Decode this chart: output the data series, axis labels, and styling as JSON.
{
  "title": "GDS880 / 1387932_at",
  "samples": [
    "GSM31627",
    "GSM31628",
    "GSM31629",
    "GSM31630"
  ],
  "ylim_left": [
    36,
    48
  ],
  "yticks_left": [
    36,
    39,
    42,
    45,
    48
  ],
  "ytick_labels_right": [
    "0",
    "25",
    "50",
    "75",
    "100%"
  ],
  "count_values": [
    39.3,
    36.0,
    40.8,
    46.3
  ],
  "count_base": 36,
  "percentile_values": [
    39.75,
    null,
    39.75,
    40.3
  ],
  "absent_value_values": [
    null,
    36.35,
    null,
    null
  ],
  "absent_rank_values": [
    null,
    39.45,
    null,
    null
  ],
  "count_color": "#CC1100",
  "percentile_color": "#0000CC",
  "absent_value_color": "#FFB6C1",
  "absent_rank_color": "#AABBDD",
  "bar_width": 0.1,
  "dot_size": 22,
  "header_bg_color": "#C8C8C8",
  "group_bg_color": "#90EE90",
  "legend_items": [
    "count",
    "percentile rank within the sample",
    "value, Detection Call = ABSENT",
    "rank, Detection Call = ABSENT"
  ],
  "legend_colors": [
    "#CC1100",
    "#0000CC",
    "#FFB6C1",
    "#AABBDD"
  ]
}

★ ★ ★ ★ ★

_What you will do:_
Every record above must be duplicated exactly.

_Written response:_
Decode this chart: output the data series, axis labels, and styling as JSON.
{
  "title": "GDS880 / 1387932_at",
  "samples": [
    "GSM31627",
    "GSM31628",
    "GSM31629",
    "GSM31630"
  ],
  "ylim_left": [
    36,
    48
  ],
  "yticks_left": [
    36,
    39,
    42,
    45,
    48
  ],
  "ytick_labels_right": [
    "0",
    "25",
    "50",
    "75",
    "100%"
  ],
  "count_values": [
    39.3,
    36.0,
    40.8,
    46.3
  ],
  "count_base": 36,
  "percentile_values": [
    39.75,
    null,
    39.75,
    40.3
  ],
  "absent_value_values": [
    null,
    36.35,
    null,
    null
  ],
  "absent_rank_values": [
    null,
    39.45,
    null,
    null
  ],
  "count_color": "#CC1100",
  "percentile_color": "#0000CC",
  "absent_value_color": "#FFB6C1",
  "absent_rank_color": "#AABBDD",
  "bar_width": 0.1,
  "dot_size": 22,
  "header_bg_color": "#C8C8C8",
  "group_bg_color": "#90EE90",
  "legend_items": [
    "count",
    "percentile rank within the sample",
    "value, Detection Call = ABSENT",
    "rank, Detection Call = ABSENT"
  ],
  "legend_colors": [
    "#CC1100",
    "#0000CC",
    "#FFB6C1",
    "#AABBDD"
  ]
}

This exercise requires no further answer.